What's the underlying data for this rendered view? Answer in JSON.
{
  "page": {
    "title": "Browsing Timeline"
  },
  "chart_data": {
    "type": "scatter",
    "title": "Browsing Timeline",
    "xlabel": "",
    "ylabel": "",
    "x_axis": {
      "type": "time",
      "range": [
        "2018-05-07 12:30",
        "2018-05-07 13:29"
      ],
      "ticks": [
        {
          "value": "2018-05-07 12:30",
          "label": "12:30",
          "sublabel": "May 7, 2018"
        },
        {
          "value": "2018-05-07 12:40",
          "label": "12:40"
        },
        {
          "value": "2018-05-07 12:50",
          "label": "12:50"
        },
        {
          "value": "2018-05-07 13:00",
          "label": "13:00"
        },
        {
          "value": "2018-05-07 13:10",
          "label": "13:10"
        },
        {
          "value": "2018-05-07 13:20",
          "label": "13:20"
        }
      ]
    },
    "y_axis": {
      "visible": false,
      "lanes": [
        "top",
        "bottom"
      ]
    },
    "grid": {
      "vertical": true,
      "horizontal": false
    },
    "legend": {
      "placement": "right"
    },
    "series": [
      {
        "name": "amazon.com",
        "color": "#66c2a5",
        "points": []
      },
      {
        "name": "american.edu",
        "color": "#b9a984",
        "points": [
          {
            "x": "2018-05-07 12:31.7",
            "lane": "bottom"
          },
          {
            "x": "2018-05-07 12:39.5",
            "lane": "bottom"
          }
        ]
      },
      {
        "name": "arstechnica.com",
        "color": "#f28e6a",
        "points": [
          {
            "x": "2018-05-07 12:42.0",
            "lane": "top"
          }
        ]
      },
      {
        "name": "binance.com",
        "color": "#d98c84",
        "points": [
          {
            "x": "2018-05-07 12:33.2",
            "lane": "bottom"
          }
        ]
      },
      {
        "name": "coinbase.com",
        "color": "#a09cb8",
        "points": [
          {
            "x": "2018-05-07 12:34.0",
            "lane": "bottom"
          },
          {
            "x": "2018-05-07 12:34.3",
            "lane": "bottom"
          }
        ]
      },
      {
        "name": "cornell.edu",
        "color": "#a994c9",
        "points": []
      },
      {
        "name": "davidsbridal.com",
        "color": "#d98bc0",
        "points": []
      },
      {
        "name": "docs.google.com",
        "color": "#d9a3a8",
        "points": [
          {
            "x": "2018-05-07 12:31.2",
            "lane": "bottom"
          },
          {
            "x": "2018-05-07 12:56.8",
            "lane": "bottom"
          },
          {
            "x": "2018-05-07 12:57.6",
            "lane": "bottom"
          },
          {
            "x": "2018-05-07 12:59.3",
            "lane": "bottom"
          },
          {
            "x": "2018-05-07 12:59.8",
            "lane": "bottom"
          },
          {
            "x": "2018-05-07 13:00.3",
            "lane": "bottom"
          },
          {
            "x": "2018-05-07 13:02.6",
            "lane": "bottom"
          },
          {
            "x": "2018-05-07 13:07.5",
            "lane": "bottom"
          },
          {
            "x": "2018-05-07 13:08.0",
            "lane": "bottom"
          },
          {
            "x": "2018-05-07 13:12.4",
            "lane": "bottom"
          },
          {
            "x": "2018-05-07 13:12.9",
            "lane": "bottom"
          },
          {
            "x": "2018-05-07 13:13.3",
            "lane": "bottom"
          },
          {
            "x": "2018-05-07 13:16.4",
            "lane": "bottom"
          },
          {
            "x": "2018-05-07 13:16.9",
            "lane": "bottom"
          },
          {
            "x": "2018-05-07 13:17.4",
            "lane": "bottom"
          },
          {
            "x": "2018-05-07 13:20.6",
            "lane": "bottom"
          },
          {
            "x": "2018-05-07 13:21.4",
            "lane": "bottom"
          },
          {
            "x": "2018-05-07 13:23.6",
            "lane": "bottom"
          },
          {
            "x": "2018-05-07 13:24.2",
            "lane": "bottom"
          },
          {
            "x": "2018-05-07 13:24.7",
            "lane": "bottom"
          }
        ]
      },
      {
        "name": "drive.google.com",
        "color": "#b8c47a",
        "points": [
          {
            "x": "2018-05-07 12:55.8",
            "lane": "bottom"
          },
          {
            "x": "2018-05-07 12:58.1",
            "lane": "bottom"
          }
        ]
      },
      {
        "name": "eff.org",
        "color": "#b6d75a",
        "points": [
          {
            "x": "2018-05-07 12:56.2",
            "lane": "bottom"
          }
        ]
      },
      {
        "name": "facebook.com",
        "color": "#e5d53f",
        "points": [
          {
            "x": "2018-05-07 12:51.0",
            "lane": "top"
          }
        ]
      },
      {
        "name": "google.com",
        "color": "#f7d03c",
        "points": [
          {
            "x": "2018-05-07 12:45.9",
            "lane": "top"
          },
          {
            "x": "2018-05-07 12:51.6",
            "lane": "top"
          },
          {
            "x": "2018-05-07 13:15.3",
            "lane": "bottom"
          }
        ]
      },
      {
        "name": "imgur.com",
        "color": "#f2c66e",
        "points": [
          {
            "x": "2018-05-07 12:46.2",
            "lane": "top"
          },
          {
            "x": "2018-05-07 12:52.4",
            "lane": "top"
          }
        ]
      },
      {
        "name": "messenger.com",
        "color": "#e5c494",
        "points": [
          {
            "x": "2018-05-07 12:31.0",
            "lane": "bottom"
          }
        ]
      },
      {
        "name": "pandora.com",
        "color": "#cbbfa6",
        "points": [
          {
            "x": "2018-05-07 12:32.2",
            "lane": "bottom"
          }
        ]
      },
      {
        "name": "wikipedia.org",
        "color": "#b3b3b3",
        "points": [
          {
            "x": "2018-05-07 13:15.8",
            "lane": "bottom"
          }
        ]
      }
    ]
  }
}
########################################
Request
Check each line of the records for the word "title" and extract those that contain it.

In response
    "title": "Browsing Timeline"
    "title": "Browsing Timeline",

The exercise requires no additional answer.